WHAT IS REQUIRED >> Your task is to repeat all of the data exactly while excluding the pictures.

Dataset entries >>
┌──
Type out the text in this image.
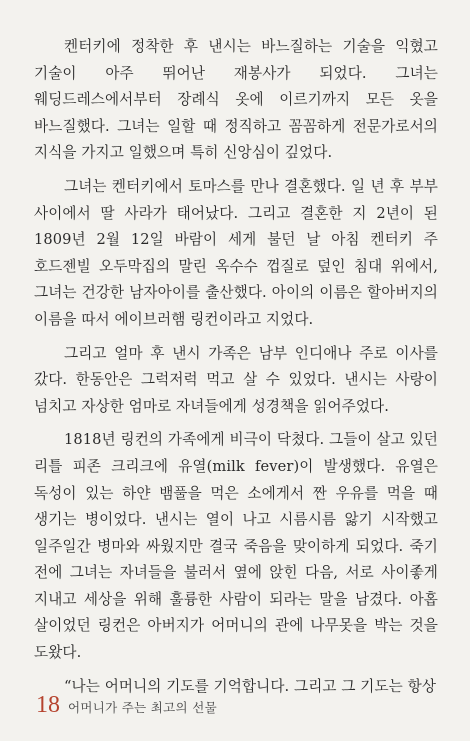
켄터키에 정착한 후 낸시는 바느질하는 기술을 익혔고 기술이 아주 뛰어난 재봉사가 되었다. 그녀는 웨딩드레스에서부터 장례식 옷에 이르기까지 모든 옷을 바느질했다. 그녀는 일할 때 정직하고 꼼꼼하게 전문가로서의 지식을 가지고 일했으며 특히 신앙심이 깊었다.

그녀는 켄터키에서 토마스를 만나 결혼했다. 일 년 후 부부 사이에서 딸 사라가 태어났다. 그리고 결혼한 지 2년이 된 1809년 2월 12일 바람이 세게 불던 날 아침 켄터키 주 호드젠빌 오두막집의 말린 옥수수 껍질로 덮인 침대 위에서, 그녀는 건강한 남자아이를 출산했다. 아이의 이름은 할아버지의 이름을 따서 에이브러햄 링컨이라고 지었다.

그리고 얼마 후 낸시 가족은 남부 인디애나 주로 이사를 갔다. 한동안은 그럭저럭 먹고 살 수 있었다. 낸시는 사랑이 넘치고 자상한 엄마로 자녀들에게 성경책을 읽어주었다.

1818년 링컨의 가족에게 비극이 닥쳤다. 그들이 살고 있던 리틀 피존 크리크에 유열(milk fever)이 발생했다. 유열은 독성이 있는 하얀 뱀풀을 먹은 소에게서 짠 우유를 먹을 때 생기는 병이었다. 낸시는 열이 나고 시름시름 앓기 시작했고 일주일간 병마와 싸웠지만 결국 죽음을 맞이하게 되었다. 죽기 전에 그녀는 자녀들을 불러서 옆에 앉힌 다음, 서로 사이좋게 지내고 세상을 위해 훌륭한 사람이 되라는 말을 남겼다. 아홉 살이었던 링컨은 아버지가 어머니의 관에 나무못을 박는 것을 도왔다.

“나는 어머니의 기도를 기억합니다. 그리고 그 기도는 항상

18 어머니가 주는 최고의 선물
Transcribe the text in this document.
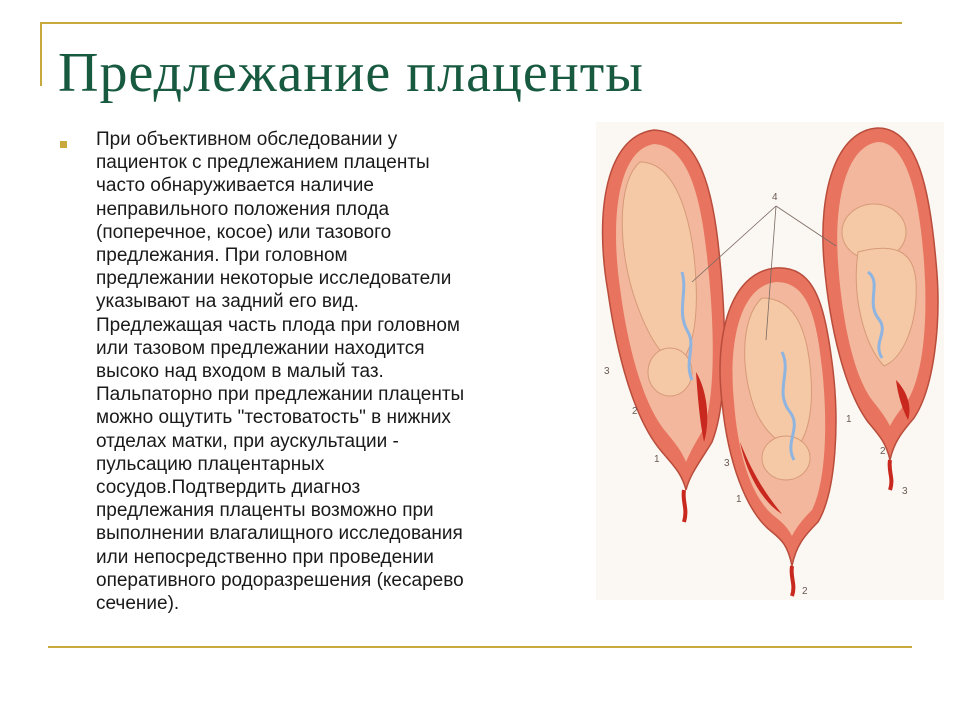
Предлежание плаценты

При объективном обследовании у
пациенток с предлежанием плаценты
часто обнаруживается наличие
неправильного положения плода
(поперечное, косое) или тазового
предлежания. При головном
предлежании некоторые исследователи
указывают на задний его вид.
Предлежащая часть плода при головном
или тазовом предлежании находится
высоко над входом в малый таз.
Пальпаторно при предлежании плаценты
можно ощутить "тестоватость" в нижних
отделах матки, при аускультации -
пульсацию плацентарных
сосудов.Подтвердить диагноз
предлежания плаценты возможно при
выполнении влагалищного исследования
или непосредственно при проведении
оперативного родоразрешения (кесарево
сечение).

4
3
2
1	3
1
2
1
2
3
└──
EXERCISE OUTPUT >>
Type out the text in this image.
켄터키에 정착한 후 낸시는 바느질하는 기술을 익혔고 기술이 아주 뛰어난 재봉사가 되었다. 그녀는 웨딩드레스에서부터 장례식 옷에 이르기까지 모든 옷을 바느질했다. 그녀는 일할 때 정직하고 꼼꼼하게 전문가로서의 지식을 가지고 일했으며 특히 신앙심이 깊었다.

그녀는 켄터키에서 토마스를 만나 결혼했다. 일 년 후 부부 사이에서 딸 사라가 태어났다. 그리고 결혼한 지 2년이 된 1809년 2월 12일 바람이 세게 불던 날 아침 켄터키 주 호드젠빌 오두막집의 말린 옥수수 껍질로 덮인 침대 위에서, 그녀는 건강한 남자아이를 출산했다. 아이의 이름은 할아버지의 이름을 따서 에이브러햄 링컨이라고 지었다.

그리고 얼마 후 낸시 가족은 남부 인디애나 주로 이사를 갔다. 한동안은 그럭저럭 먹고 살 수 있었다. 낸시는 사랑이 넘치고 자상한 엄마로 자녀들에게 성경책을 읽어주었다.

1818년 링컨의 가족에게 비극이 닥쳤다. 그들이 살고 있던 리틀 피존 크리크에 유열(milk fever)이 발생했다. 유열은 독성이 있는 하얀 뱀풀을 먹은 소에게서 짠 우유를 먹을 때 생기는 병이었다. 낸시는 열이 나고 시름시름 앓기 시작했고 일주일간 병마와 싸웠지만 결국 죽음을 맞이하게 되었다. 죽기 전에 그녀는 자녀들을 불러서 옆에 앉힌 다음, 서로 사이좋게 지내고 세상을 위해 훌륭한 사람이 되라는 말을 남겼다. 아홉 살이었던 링컨은 아버지가 어머니의 관에 나무못을 박는 것을 도왔다.

“나는 어머니의 기도를 기억합니다. 그리고 그 기도는 항상

18 어머니가 주는 최고의 선물
Transcribe the text in this document.
Предлежание плаценты

При объективном обследовании у
пациенток с предлежанием плаценты
часто обнаруживается наличие
неправильного положения плода
(поперечное, косое) или тазового
предлежания. При головном
предлежании некоторые исследователи
указывают на задний его вид.
Предлежащая часть плода при головном
или тазовом предлежании находится
высоко над входом в малый таз.
Пальпаторно при предлежании плаценты
можно ощутить "тестоватость" в нижних
отделах матки, при аускультации -
пульсацию плацентарных
сосудов.Подтвердить диагноз
предлежания плаценты возможно при
выполнении влагалищного исследования
или непосредственно при проведении
оперативного родоразрешения (кесарево
сечение).

4
3
2
1	3
1
2
1
2
3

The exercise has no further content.